* _Task brief_:
Work through the following lines and count those that hold the word "Surgery". Reply with that number only.

* _The data_:
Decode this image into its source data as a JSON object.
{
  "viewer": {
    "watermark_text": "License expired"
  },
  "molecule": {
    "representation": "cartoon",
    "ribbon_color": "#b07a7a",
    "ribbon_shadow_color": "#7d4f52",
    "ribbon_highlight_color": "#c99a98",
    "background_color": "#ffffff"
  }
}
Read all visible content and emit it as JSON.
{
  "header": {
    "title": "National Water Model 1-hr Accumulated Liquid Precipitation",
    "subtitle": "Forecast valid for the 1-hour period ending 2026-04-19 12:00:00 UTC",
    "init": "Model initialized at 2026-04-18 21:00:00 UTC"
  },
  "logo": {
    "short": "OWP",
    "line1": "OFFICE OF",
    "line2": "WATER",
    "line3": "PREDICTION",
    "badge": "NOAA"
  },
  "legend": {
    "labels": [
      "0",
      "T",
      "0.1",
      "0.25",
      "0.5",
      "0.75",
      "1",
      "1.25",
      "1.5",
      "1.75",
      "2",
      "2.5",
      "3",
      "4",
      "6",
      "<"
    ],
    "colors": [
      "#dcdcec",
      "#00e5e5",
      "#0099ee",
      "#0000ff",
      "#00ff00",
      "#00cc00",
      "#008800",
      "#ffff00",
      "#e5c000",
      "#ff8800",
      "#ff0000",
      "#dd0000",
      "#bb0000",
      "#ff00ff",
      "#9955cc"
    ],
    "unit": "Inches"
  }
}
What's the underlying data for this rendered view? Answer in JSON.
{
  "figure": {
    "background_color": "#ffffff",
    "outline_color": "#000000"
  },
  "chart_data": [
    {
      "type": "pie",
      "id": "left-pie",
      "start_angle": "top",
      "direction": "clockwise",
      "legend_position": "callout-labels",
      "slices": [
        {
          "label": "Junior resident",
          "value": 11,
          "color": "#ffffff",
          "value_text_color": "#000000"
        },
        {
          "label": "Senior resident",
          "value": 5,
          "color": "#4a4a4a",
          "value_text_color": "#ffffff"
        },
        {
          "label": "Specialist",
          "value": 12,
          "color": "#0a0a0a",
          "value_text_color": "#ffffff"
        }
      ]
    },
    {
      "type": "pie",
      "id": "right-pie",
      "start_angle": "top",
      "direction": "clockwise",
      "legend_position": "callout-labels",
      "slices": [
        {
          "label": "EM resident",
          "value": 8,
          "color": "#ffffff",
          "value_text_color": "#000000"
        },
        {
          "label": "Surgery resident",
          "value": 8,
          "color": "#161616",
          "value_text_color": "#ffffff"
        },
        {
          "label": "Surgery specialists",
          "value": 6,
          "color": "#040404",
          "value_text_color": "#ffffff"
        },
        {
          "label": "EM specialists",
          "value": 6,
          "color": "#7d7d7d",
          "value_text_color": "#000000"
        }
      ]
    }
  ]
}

* _Correct response_:
2